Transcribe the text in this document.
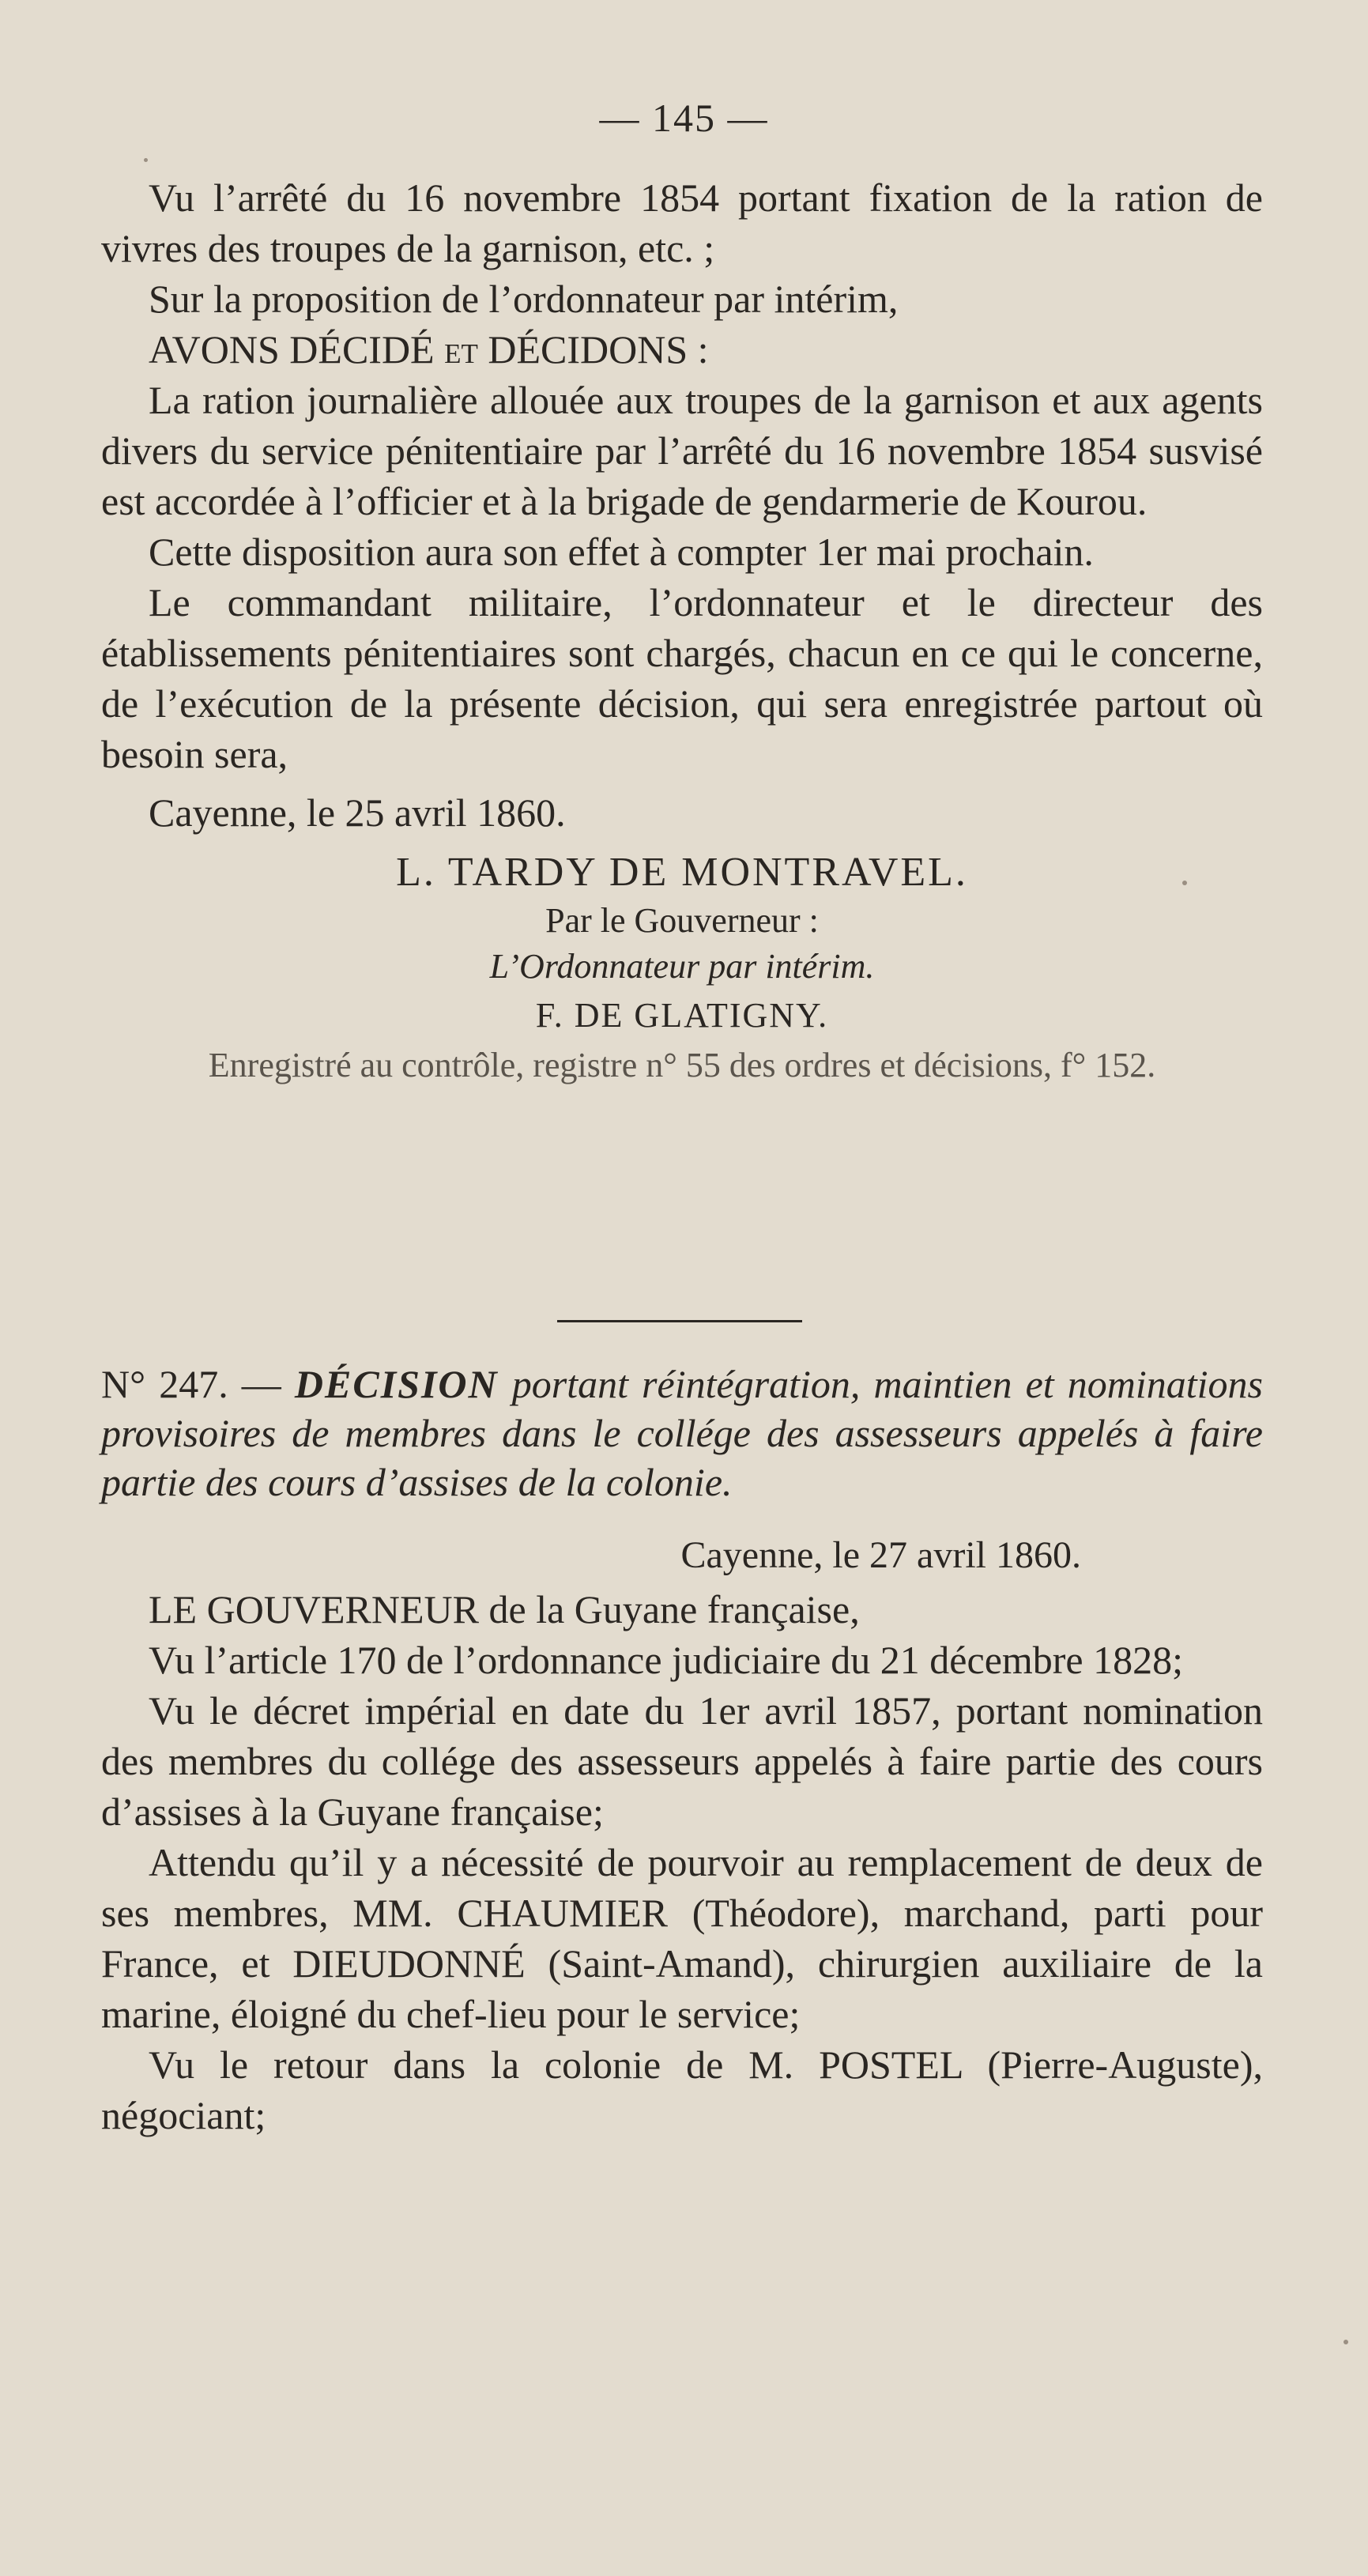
— 145 —

Vu l’arrêté du 16 novembre 1854 portant fixation de la ration de vivres des troupes de la garnison, etc. ;

Sur la proposition de l’ordonnateur par intérim,

AVONS DÉCIDÉ et DÉCIDONS :

La ration journalière allouée aux troupes de la garnison et aux agents divers du service pénitentiaire par l’arrêté du 16 novembre 1854 susvisé est accordée à l’officier et à la brigade de gendarmerie de Kourou.

Cette disposition aura son effet à compter 1er mai prochain.

Le commandant militaire, l’ordonnateur et le directeur des établissements pénitentiaires sont chargés, chacun en ce qui le concerne, de l’exécution de la présente décision, qui sera enregistrée partout où besoin sera,

Cayenne, le 25 avril 1860.

L. TARDY DE MONTRAVEL.

Par le Gouverneur :

L’Ordonnateur par intérim.

F. DE GLATIGNY.

Enregistré au contrôle, registre n° 55 des ordres et décisions, f° 152.

N° 247. — DÉCISION portant réintégration, maintien et nominations provisoires de membres dans le collége des assesseurs appelés à faire partie des cours d’assises de la colonie.

Cayenne, le 27 avril 1860.

LE GOUVERNEUR de la Guyane française,

Vu l’article 170 de l’ordonnance judiciaire du 21 décembre 1828;

Vu le décret impérial en date du 1er avril 1857, portant nomination des membres du collége des assesseurs appelés à faire partie des cours d’assises à la Guyane française;

Attendu qu’il y a nécessité de pourvoir au remplacement de deux de ses membres, MM. CHAUMIER (Théodore), marchand, parti pour France, et DIEUDONNÉ (Saint-Amand), chirurgien auxiliaire de la marine, éloigné du chef-lieu pour le service;

Vu le retour dans la colonie de M. POSTEL (Pierre-Auguste), négociant;
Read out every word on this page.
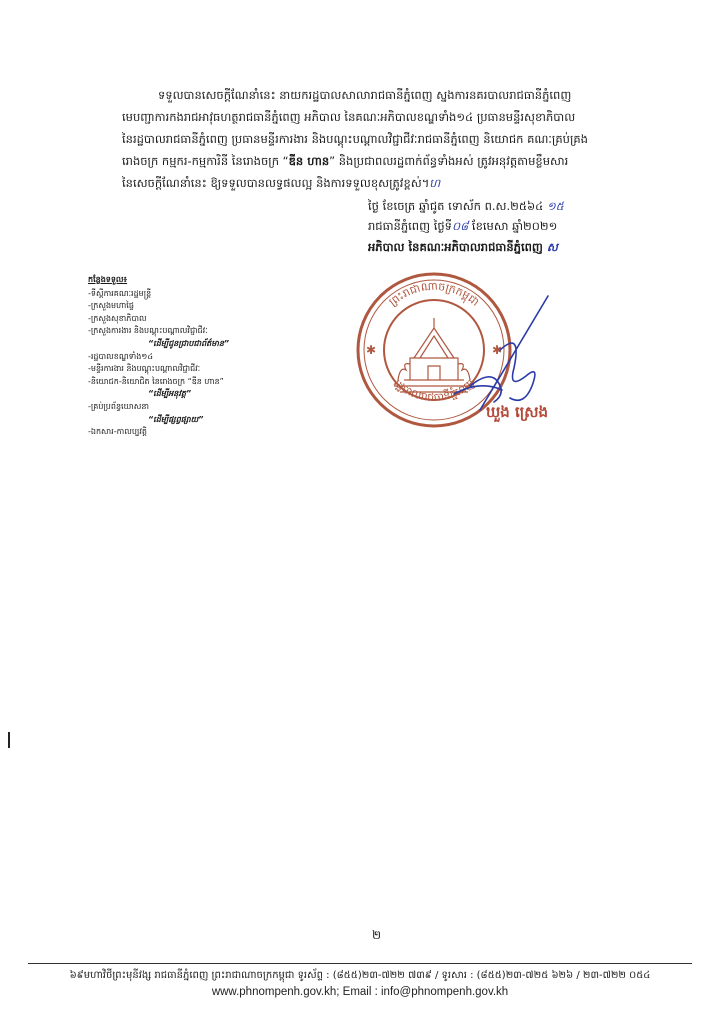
ទទួលបានសេចក្ដីណែនាំនេះ នាយករដ្ឋបាលសាលារាជធានីភ្នំពេញ ស្នងការនគរបាលរាជធានីភ្នំពេញ
មេបញ្ជាការកងរាជអាវុធហត្ថរាជធានីភ្នំពេញ អភិបាល នៃគណៈអភិបាលខណ្ឌទាំង១៤ ប្រធានមន្ទីរសុខាភិបាល
នៃរដ្ឋបាលរាជធានីភ្នំពេញ ប្រធានមន្ទីរការងារ និងបណ្ដុះបណ្ដាលវិជ្ជាជីវៈរាជធានីភ្នំពេញ និយោជក គណៈគ្រប់គ្រង
រោងចក្រ កម្មករ-កម្មការិនី នៃរោងចក្រ “ឌីន ហាន” និងប្រជាពលរដ្ឋពាក់ព័ន្ធទាំងអស់ ត្រូវអនុវត្តតាមខ្លឹមសារ
នៃសេចក្ដីណែនាំនេះ ឱ្យទទួលបានលទ្ធផលល្អ និងការទទួលខុសត្រូវខ្ពស់។ហ
ថ្ងៃ ខែចេត្រ ឆ្នាំជូត ទោស័ក ព.ស.២៥៦៤ ១៥
រាជធានីភ្នំពេញ ថ្ងៃទី០៨ ខែមេសា ឆ្នាំ២០២១
អភិបាល នៃគណៈអភិបាលរាជធានីភ្នំពេញ ស
កន្លែងទទួល៖
-ទីស្ដីការគណៈរដ្ឋមន្ត្រី
-ក្រសួងមហាផ្ទៃ
-ក្រសួងសុខាភិបាល
-ក្រសួងការងារ និងបណ្ដុះបណ្ដាលវិជ្ជាជីវៈ
“ដើម្បីជូនជ្រាបជាព័ត៌មាន”
-រដ្ឋបាលខណ្ឌទាំង១៤
-មន្ទីរការងារ និងបណ្ដុះបណ្ដាលវិជ្ជាជីវៈ
-និយោជក-និយោជិត នៃរោងចក្រ “ឌីន ហាន”
“ដើម្បីអនុវត្ត”
-គ្រប់ប្រព័ន្ធឃោសនា
“ដើម្បីផ្សព្វផ្សាយ”
-ឯកសារ-កាលប្បវត្តិ
ព្រះរាជាណាចក្រកម្ពុជា
រដ្ឋបាលរាជធានីភ្នំពេញ
✱	✱
ឃួង ស្រេង
២
៦៩មហាវិថីព្រះមុនីវង្ស រាជធានីភ្នំពេញ ព្រះរាជាណាចក្រកម្ពុជា ទូរស័ព្ទ : (៨៥៥)២៣-៧២២ ៧៣៩ / ទូរសារ : (៨៥៥)២៣-៧២៥ ៦២៦ / ២៣-៧២២ ០៥៤
www.phnompenh.gov.kh; Email : info@phnompenh.gov.kh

**Required work**
Make an exact copy of the records above, with the pictures left out.

**Result for this exercise**
Transcribe the text in this document.
— 145 —

Vu l’arrêté du 16 novembre 1854 portant fixation de la ration de vivres des troupes de la garnison, etc. ;

Sur la proposition de l’ordonnateur par intérim,

AVONS DÉCIDÉ et DÉCIDONS :

La ration journalière allouée aux troupes de la garnison et aux agents divers du service pénitentiaire par l’arrêté du 16 novembre 1854 susvisé est accordée à l’officier et à la brigade de gendarmerie de Kourou.

Cette disposition aura son effet à compter 1er mai prochain.

Le commandant militaire, l’ordonnateur et le directeur des établissements pénitentiaires sont chargés, chacun en ce qui le concerne, de l’exécution de la présente décision, qui sera enregistrée partout où besoin sera,

Cayenne, le 25 avril 1860.

L. TARDY DE MONTRAVEL.

Par le Gouverneur :

L’Ordonnateur par intérim.

F. DE GLATIGNY.

Enregistré au contrôle, registre n° 55 des ordres et décisions, f° 152.

N° 247. — DÉCISION portant réintégration, maintien et nominations provisoires de membres dans le collége des assesseurs appelés à faire partie des cours d’assises de la colonie.

Cayenne, le 27 avril 1860.

LE GOUVERNEUR de la Guyane française,

Vu l’article 170 de l’ordonnance judiciaire du 21 décembre 1828;

Vu le décret impérial en date du 1er avril 1857, portant nomination des membres du collége des assesseurs appelés à faire partie des cours d’assises à la Guyane française;

Attendu qu’il y a nécessité de pourvoir au remplacement de deux de ses membres, MM. CHAUMIER (Théodore), marchand, parti pour France, et DIEUDONNÉ (Saint-Amand), chirurgien auxiliaire de la marine, éloigné du chef-lieu pour le service;

Vu le retour dans la colonie de M. POSTEL (Pierre-Auguste), négociant;
Read out every word on this page.
ទទួលបានសេចក្ដីណែនាំនេះ នាយករដ្ឋបាលសាលារាជធានីភ្នំពេញ ស្នងការនគរបាលរាជធានីភ្នំពេញ
មេបញ្ជាការកងរាជអាវុធហត្ថរាជធានីភ្នំពេញ អភិបាល នៃគណៈអភិបាលខណ្ឌទាំង១៤ ប្រធានមន្ទីរសុខាភិបាល
នៃរដ្ឋបាលរាជធានីភ្នំពេញ ប្រធានមន្ទីរការងារ និងបណ្ដុះបណ្ដាលវិជ្ជាជីវៈរាជធានីភ្នំពេញ និយោជក គណៈគ្រប់គ្រង
រោងចក្រ កម្មករ-កម្មការិនី នៃរោងចក្រ “ឌីន ហាន” និងប្រជាពលរដ្ឋពាក់ព័ន្ធទាំងអស់ ត្រូវអនុវត្តតាមខ្លឹមសារ
នៃសេចក្ដីណែនាំនេះ ឱ្យទទួលបានលទ្ធផលល្អ និងការទទួលខុសត្រូវខ្ពស់។ហ
ថ្ងៃ ខែចេត្រ ឆ្នាំជូត ទោស័ក ព.ស.២៥៦៤ ១៥
រាជធានីភ្នំពេញ ថ្ងៃទី០៨ ខែមេសា ឆ្នាំ២០២១
អភិបាល នៃគណៈអភិបាលរាជធានីភ្នំពេញ ស
កន្លែងទទួល៖
-ទីស្ដីការគណៈរដ្ឋមន្ត្រី
-ក្រសួងមហាផ្ទៃ
-ក្រសួងសុខាភិបាល
-ក្រសួងការងារ និងបណ្ដុះបណ្ដាលវិជ្ជាជីវៈ
“ដើម្បីជូនជ្រាបជាព័ត៌មាន”
-រដ្ឋបាលខណ្ឌទាំង១៤
-មន្ទីរការងារ និងបណ្ដុះបណ្ដាលវិជ្ជាជីវៈ
-និយោជក-និយោជិត នៃរោងចក្រ “ឌីន ហាន”
“ដើម្បីអនុវត្ត”
-គ្រប់ប្រព័ន្ធឃោសនា
“ដើម្បីផ្សព្វផ្សាយ”
-ឯកសារ-កាលប្បវត្តិ
ព្រះរាជាណាចក្រកម្ពុជា
រដ្ឋបាលរាជធានីភ្នំពេញ
✱	✱
ឃួង ស្រេង
២
៦៩មហាវិថីព្រះមុនីវង្ស រាជធានីភ្នំពេញ ព្រះរាជាណាចក្រកម្ពុជា ទូរស័ព្ទ : (៨៥៥)២៣-៧២២ ៧៣៩ / ទូរសារ : (៨៥៥)២៣-៧២៥ ៦២៦ / ២៣-៧២២ ០៥៤
www.phnompenh.gov.kh; Email : info@phnompenh.gov.kh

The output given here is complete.